TASK REQUIREMENTS:
Write out the material below again, unchanged.

(Data records)
★ ★ ★
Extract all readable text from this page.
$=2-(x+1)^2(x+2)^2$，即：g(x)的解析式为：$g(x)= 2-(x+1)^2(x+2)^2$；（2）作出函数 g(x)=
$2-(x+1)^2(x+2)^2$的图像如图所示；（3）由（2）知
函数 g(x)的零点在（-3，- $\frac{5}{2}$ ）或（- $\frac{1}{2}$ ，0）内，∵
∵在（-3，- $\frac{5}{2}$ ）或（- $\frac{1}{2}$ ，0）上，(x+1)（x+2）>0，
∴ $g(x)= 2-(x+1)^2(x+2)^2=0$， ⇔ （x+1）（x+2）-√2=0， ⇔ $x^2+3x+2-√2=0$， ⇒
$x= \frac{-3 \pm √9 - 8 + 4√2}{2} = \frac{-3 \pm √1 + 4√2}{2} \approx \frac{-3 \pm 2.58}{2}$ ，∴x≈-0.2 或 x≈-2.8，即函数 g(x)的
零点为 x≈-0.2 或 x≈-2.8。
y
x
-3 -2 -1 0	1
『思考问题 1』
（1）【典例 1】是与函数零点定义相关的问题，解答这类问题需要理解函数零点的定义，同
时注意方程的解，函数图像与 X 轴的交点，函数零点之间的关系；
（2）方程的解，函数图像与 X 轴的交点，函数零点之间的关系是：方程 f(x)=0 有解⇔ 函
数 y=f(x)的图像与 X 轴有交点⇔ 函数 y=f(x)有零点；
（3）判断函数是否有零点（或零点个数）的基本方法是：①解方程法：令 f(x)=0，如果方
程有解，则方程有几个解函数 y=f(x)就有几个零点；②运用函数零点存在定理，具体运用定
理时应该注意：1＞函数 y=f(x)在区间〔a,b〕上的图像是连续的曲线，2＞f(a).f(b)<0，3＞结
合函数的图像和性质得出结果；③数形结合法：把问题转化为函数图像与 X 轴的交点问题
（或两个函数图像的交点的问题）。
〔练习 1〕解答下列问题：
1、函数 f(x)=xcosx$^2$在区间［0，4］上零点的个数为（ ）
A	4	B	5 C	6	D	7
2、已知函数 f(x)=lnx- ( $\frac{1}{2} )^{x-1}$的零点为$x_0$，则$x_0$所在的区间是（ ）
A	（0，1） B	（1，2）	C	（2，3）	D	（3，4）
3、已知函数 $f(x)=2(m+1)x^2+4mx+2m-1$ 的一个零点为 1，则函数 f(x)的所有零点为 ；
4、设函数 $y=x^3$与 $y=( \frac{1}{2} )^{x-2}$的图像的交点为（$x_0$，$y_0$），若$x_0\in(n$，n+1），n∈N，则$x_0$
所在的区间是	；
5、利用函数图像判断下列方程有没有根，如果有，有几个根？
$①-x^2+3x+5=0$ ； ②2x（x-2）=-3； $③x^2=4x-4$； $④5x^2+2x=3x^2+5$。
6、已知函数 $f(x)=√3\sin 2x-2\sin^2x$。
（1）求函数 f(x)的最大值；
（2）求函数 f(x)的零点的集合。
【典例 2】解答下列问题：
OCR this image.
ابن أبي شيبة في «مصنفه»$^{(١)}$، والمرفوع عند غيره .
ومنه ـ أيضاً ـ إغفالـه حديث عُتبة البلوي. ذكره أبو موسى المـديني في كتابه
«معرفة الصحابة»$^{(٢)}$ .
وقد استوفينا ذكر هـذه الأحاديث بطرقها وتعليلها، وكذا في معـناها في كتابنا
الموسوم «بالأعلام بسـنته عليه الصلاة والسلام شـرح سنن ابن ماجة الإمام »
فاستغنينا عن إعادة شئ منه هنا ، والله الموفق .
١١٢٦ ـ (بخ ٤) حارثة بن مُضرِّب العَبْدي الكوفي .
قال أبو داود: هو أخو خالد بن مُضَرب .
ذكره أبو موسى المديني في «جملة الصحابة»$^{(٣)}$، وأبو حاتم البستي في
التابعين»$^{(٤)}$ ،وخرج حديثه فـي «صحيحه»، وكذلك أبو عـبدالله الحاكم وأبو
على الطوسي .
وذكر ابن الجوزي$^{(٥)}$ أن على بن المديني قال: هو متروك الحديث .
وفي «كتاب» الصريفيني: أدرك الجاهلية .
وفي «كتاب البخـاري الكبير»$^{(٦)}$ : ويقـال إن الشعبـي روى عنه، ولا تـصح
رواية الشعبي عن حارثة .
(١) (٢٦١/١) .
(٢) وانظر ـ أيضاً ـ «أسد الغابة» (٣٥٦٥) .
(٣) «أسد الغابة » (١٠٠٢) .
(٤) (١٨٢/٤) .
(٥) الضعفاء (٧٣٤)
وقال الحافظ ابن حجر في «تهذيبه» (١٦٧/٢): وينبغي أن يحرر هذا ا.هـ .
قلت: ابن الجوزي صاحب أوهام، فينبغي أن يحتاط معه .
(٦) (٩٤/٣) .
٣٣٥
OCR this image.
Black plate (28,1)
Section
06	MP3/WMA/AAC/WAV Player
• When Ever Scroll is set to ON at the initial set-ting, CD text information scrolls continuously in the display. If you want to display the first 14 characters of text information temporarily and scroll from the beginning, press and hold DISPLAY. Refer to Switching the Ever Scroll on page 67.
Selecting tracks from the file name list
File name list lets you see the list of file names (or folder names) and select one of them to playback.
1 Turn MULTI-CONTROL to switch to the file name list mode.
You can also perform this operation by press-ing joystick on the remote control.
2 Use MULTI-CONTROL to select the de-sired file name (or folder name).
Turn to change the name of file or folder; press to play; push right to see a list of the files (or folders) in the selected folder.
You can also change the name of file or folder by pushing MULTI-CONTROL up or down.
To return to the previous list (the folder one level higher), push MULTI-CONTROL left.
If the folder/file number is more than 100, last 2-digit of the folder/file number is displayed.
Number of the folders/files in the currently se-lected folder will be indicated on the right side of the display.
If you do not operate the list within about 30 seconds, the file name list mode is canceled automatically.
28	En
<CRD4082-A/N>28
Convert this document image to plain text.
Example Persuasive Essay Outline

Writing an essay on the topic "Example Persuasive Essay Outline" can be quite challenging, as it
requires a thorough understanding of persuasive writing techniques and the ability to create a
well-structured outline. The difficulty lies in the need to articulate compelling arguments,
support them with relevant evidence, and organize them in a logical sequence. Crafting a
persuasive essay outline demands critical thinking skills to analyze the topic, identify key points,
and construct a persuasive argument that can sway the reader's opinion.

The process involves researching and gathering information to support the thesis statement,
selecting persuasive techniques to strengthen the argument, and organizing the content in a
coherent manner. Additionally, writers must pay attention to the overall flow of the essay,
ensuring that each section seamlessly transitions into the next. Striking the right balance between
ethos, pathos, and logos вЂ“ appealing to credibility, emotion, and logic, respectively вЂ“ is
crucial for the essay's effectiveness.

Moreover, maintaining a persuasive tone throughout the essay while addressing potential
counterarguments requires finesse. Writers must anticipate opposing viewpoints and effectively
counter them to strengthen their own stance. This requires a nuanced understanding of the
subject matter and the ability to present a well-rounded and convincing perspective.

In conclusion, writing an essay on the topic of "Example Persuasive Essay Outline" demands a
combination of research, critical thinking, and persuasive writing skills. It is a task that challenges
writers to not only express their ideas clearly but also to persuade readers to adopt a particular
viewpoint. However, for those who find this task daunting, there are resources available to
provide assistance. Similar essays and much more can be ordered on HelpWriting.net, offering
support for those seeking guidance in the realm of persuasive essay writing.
★ ★ ★
WORKED ANSWER:
Extract all readable text from this page.
$=2-(x+1)^2(x+2)^2$，即：g(x)的解析式为：$g(x)= 2-(x+1)^2(x+2)^2$；（2）作出函数 g(x)=
$2-(x+1)^2(x+2)^2$的图像如图所示；（3）由（2）知
函数 g(x)的零点在（-3，- $\frac{5}{2}$ ）或（- $\frac{1}{2}$ ，0）内，∵
∵在（-3，- $\frac{5}{2}$ ）或（- $\frac{1}{2}$ ，0）上，(x+1)（x+2）>0，
∴ $g(x)= 2-(x+1)^2(x+2)^2=0$， ⇔ （x+1）（x+2）-√2=0， ⇔ $x^2+3x+2-√2=0$， ⇒
$x= \frac{-3 \pm √9 - 8 + 4√2}{2} = \frac{-3 \pm √1 + 4√2}{2} \approx \frac{-3 \pm 2.58}{2}$ ，∴x≈-0.2 或 x≈-2.8，即函数 g(x)的
零点为 x≈-0.2 或 x≈-2.8。
y
x
-3 -2 -1 0	1
『思考问题 1』
（1）【典例 1】是与函数零点定义相关的问题，解答这类问题需要理解函数零点的定义，同
时注意方程的解，函数图像与 X 轴的交点，函数零点之间的关系；
（2）方程的解，函数图像与 X 轴的交点，函数零点之间的关系是：方程 f(x)=0 有解⇔ 函
数 y=f(x)的图像与 X 轴有交点⇔ 函数 y=f(x)有零点；
（3）判断函数是否有零点（或零点个数）的基本方法是：①解方程法：令 f(x)=0，如果方
程有解，则方程有几个解函数 y=f(x)就有几个零点；②运用函数零点存在定理，具体运用定
理时应该注意：1＞函数 y=f(x)在区间〔a,b〕上的图像是连续的曲线，2＞f(a).f(b)<0，3＞结
合函数的图像和性质得出结果；③数形结合法：把问题转化为函数图像与 X 轴的交点问题
（或两个函数图像的交点的问题）。
〔练习 1〕解答下列问题：
1、函数 f(x)=xcosx$^2$在区间［0，4］上零点的个数为（ ）
A	4	B	5 C	6	D	7
2、已知函数 f(x)=lnx- ( $\frac{1}{2} )^{x-1}$的零点为$x_0$，则$x_0$所在的区间是（ ）
A	（0，1） B	（1，2）	C	（2，3）	D	（3，4）
3、已知函数 $f(x)=2(m+1)x^2+4mx+2m-1$ 的一个零点为 1，则函数 f(x)的所有零点为 ；
4、设函数 $y=x^3$与 $y=( \frac{1}{2} )^{x-2}$的图像的交点为（$x_0$，$y_0$），若$x_0\in(n$，n+1），n∈N，则$x_0$
所在的区间是	；
5、利用函数图像判断下列方程有没有根，如果有，有几个根？
$①-x^2+3x+5=0$ ； ②2x（x-2）=-3； $③x^2=4x-4$； $④5x^2+2x=3x^2+5$。
6、已知函数 $f(x)=√3\sin 2x-2\sin^2x$。
（1）求函数 f(x)的最大值；
（2）求函数 f(x)的零点的集合。
【典例 2】解答下列问题：
OCR this image.
ابن أبي شيبة في «مصنفه»$^{(١)}$، والمرفوع عند غيره .
ومنه ـ أيضاً ـ إغفالـه حديث عُتبة البلوي. ذكره أبو موسى المـديني في كتابه
«معرفة الصحابة»$^{(٢)}$ .
وقد استوفينا ذكر هـذه الأحاديث بطرقها وتعليلها، وكذا في معـناها في كتابنا
الموسوم «بالأعلام بسـنته عليه الصلاة والسلام شـرح سنن ابن ماجة الإمام »
فاستغنينا عن إعادة شئ منه هنا ، والله الموفق .
١١٢٦ ـ (بخ ٤) حارثة بن مُضرِّب العَبْدي الكوفي .
قال أبو داود: هو أخو خالد بن مُضَرب .
ذكره أبو موسى المديني في «جملة الصحابة»$^{(٣)}$، وأبو حاتم البستي في
التابعين»$^{(٤)}$ ،وخرج حديثه فـي «صحيحه»، وكذلك أبو عـبدالله الحاكم وأبو
على الطوسي .
وذكر ابن الجوزي$^{(٥)}$ أن على بن المديني قال: هو متروك الحديث .
وفي «كتاب» الصريفيني: أدرك الجاهلية .
وفي «كتاب البخـاري الكبير»$^{(٦)}$ : ويقـال إن الشعبـي روى عنه، ولا تـصح
رواية الشعبي عن حارثة .
(١) (٢٦١/١) .
(٢) وانظر ـ أيضاً ـ «أسد الغابة» (٣٥٦٥) .
(٣) «أسد الغابة » (١٠٠٢) .
(٤) (١٨٢/٤) .
(٥) الضعفاء (٧٣٤)
وقال الحافظ ابن حجر في «تهذيبه» (١٦٧/٢): وينبغي أن يحرر هذا ا.هـ .
قلت: ابن الجوزي صاحب أوهام، فينبغي أن يحتاط معه .
(٦) (٩٤/٣) .
٣٣٥
OCR this image.
Black plate (28,1)
Section
06	MP3/WMA/AAC/WAV Player
• When Ever Scroll is set to ON at the initial set-ting, CD text information scrolls continuously in the display. If you want to display the first 14 characters of text information temporarily and scroll from the beginning, press and hold DISPLAY. Refer to Switching the Ever Scroll on page 67.
Selecting tracks from the file name list
File name list lets you see the list of file names (or folder names) and select one of them to playback.
1 Turn MULTI-CONTROL to switch to the file name list mode.
You can also perform this operation by press-ing joystick on the remote control.
2 Use MULTI-CONTROL to select the de-sired file name (or folder name).
Turn to change the name of file or folder; press to play; push right to see a list of the files (or folders) in the selected folder.
You can also change the name of file or folder by pushing MULTI-CONTROL up or down.
To return to the previous list (the folder one level higher), push MULTI-CONTROL left.
If the folder/file number is more than 100, last 2-digit of the folder/file number is displayed.
Number of the folders/files in the currently se-lected folder will be indicated on the right side of the display.
If you do not operate the list within about 30 seconds, the file name list mode is canceled automatically.
28	En
<CRD4082-A/N>28
Convert this document image to plain text.
Example Persuasive Essay Outline

Writing an essay on the topic "Example Persuasive Essay Outline" can be quite challenging, as it
requires a thorough understanding of persuasive writing techniques and the ability to create a
well-structured outline. The difficulty lies in the need to articulate compelling arguments,
support them with relevant evidence, and organize them in a logical sequence. Crafting a
persuasive essay outline demands critical thinking skills to analyze the topic, identify key points,
and construct a persuasive argument that can sway the reader's opinion.

The process involves researching and gathering information to support the thesis statement,
selecting persuasive techniques to strengthen the argument, and organizing the content in a
coherent manner. Additionally, writers must pay attention to the overall flow of the essay,
ensuring that each section seamlessly transitions into the next. Striking the right balance between
ethos, pathos, and logos вЂ“ appealing to credibility, emotion, and logic, respectively вЂ“ is
crucial for the essay's effectiveness.

Moreover, maintaining a persuasive tone throughout the essay while addressing potential
counterarguments requires finesse. Writers must anticipate opposing viewpoints and effectively
counter them to strengthen their own stance. This requires a nuanced understanding of the
subject matter and the ability to present a well-rounded and convincing perspective.

In conclusion, writing an essay on the topic of "Example Persuasive Essay Outline" demands a
combination of research, critical thinking, and persuasive writing skills. It is a task that challenges
writers to not only express their ideas clearly but also to persuade readers to adopt a particular
viewpoint. However, for those who find this task daunting, there are resources available to
provide assistance. Similar essays and much more can be ordered on HelpWriting.net, offering
support for those seeking guidance in the realm of persuasive essay writing.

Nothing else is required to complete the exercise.